Job: Wherever the word "también" shows up in a line, please copy that line.

··· Data for this task

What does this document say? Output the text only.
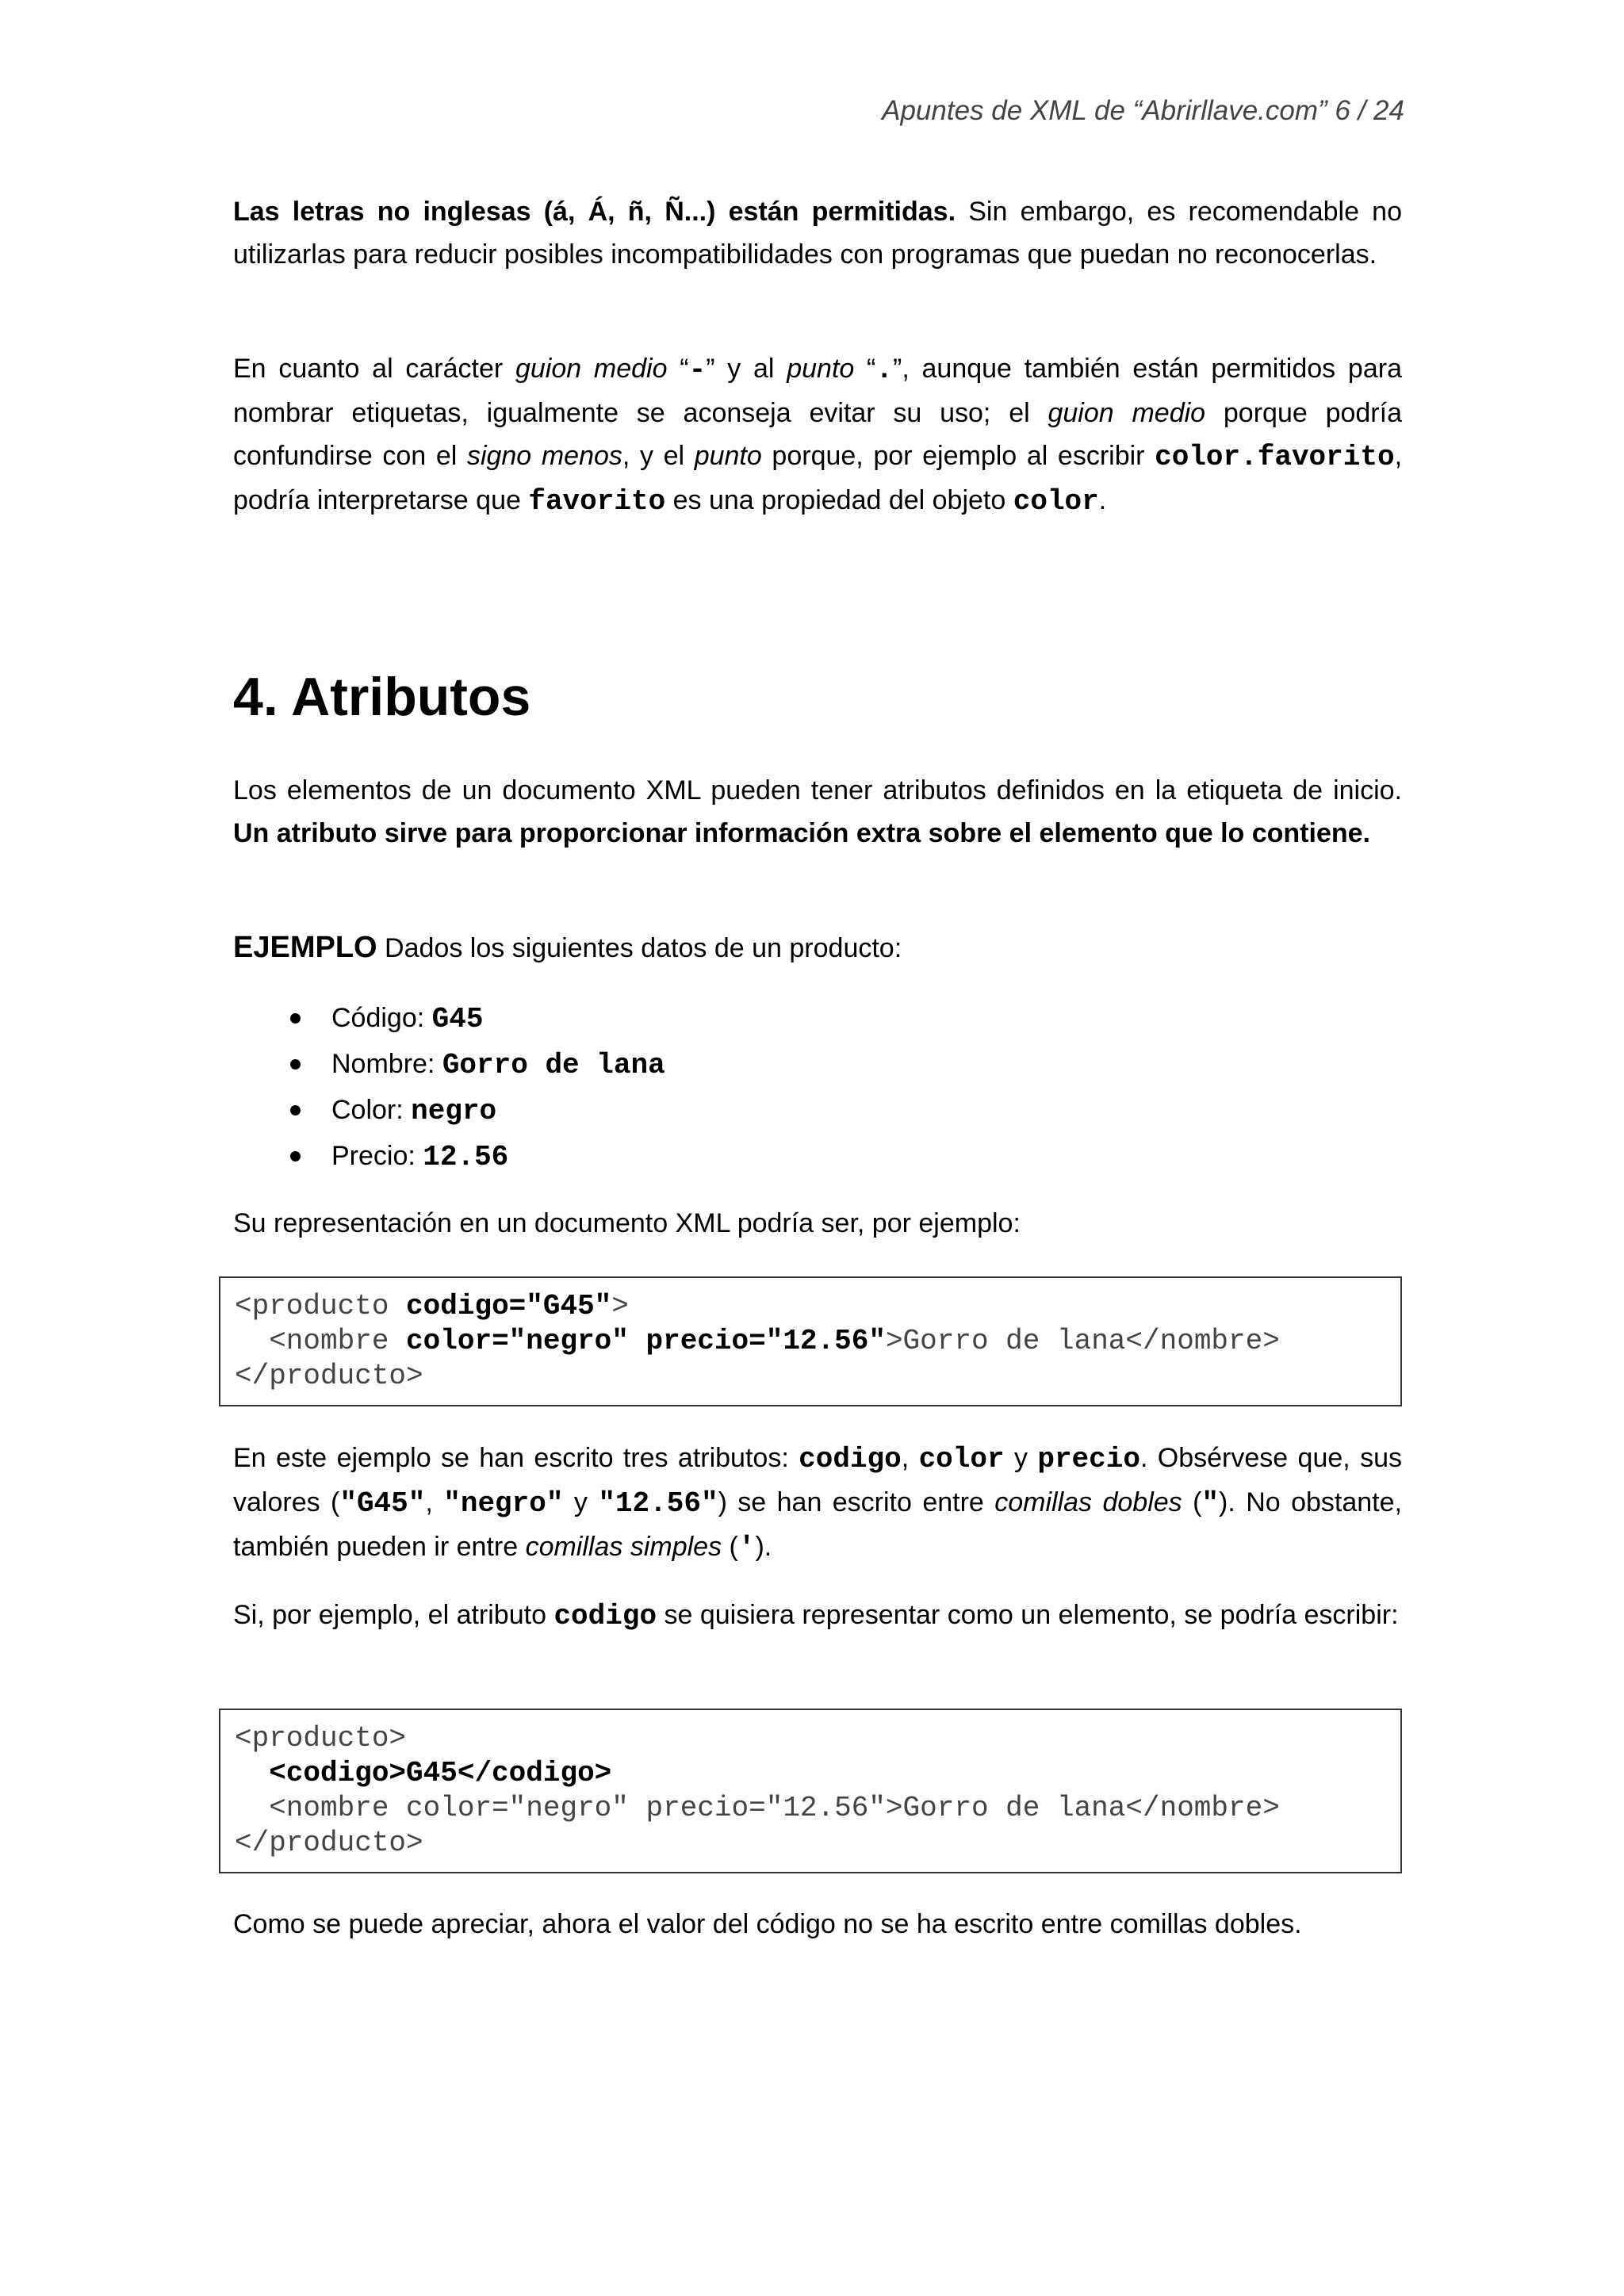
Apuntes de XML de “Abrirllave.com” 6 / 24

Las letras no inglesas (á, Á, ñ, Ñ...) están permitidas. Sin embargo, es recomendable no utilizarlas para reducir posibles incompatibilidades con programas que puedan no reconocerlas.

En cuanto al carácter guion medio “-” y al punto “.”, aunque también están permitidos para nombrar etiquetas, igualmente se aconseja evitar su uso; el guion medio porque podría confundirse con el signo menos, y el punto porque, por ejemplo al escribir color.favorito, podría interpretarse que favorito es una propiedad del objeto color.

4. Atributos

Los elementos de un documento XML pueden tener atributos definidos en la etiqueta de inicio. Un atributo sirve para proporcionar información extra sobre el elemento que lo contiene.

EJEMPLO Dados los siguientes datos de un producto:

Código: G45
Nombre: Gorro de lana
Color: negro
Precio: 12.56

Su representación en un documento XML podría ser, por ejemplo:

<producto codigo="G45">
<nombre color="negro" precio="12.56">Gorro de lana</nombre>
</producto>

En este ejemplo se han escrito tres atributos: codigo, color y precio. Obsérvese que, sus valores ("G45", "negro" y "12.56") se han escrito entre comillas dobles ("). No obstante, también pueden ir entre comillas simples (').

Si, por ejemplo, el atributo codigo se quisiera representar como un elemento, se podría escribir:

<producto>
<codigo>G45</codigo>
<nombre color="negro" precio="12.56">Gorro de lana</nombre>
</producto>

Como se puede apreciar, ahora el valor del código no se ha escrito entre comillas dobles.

······
··· Data for this task

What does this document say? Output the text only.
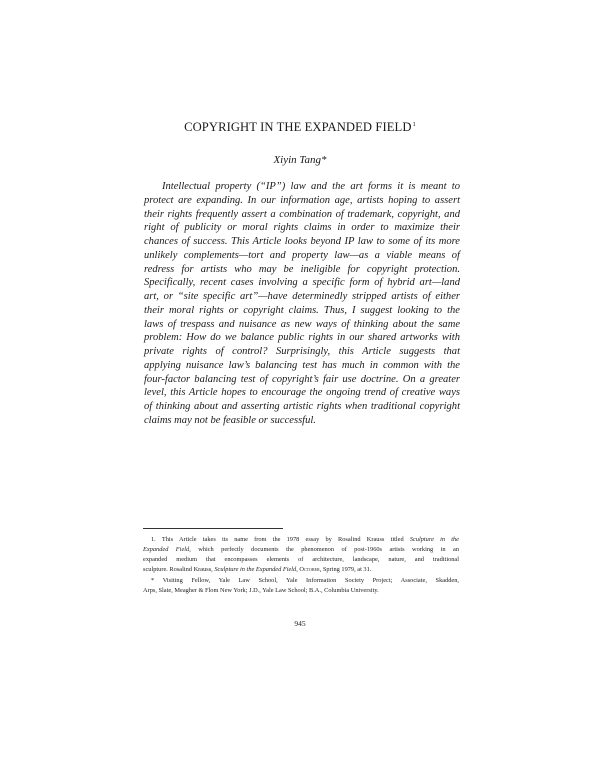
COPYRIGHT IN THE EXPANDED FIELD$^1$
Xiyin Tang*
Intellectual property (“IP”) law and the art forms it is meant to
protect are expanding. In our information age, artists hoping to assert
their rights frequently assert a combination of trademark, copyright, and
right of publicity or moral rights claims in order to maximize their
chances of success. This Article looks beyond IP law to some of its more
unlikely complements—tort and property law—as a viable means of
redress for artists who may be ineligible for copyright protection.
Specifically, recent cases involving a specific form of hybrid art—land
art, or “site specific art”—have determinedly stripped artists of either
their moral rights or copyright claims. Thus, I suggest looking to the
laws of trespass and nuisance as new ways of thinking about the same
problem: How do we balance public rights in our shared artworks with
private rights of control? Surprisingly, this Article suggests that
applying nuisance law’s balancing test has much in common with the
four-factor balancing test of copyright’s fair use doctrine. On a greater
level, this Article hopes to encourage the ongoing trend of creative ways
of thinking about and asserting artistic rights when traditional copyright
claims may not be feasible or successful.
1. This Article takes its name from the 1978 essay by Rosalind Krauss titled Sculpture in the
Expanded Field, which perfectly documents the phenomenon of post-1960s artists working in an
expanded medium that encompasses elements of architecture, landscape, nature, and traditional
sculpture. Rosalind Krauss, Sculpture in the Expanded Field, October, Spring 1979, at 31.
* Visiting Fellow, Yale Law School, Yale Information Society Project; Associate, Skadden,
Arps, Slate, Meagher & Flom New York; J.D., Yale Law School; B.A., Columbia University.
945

······

Written solution:
En cuanto al carácter guion medio “-” y al punto “.”, aunque también están permitidos para nombrar etiquetas, igualmente se aconseja evitar su uso; el guion medio porque podría confundirse con el signo menos, y el punto porque, por ejemplo al escribir color.favorito, podría interpretarse que favorito es una propiedad del objeto color.
En este ejemplo se han escrito tres atributos: codigo, color y precio. Obsérvese que, sus valores ("G45", "negro" y "12.56") se han escrito entre comillas dobles ("). No obstante, también pueden ir entre comillas simples (').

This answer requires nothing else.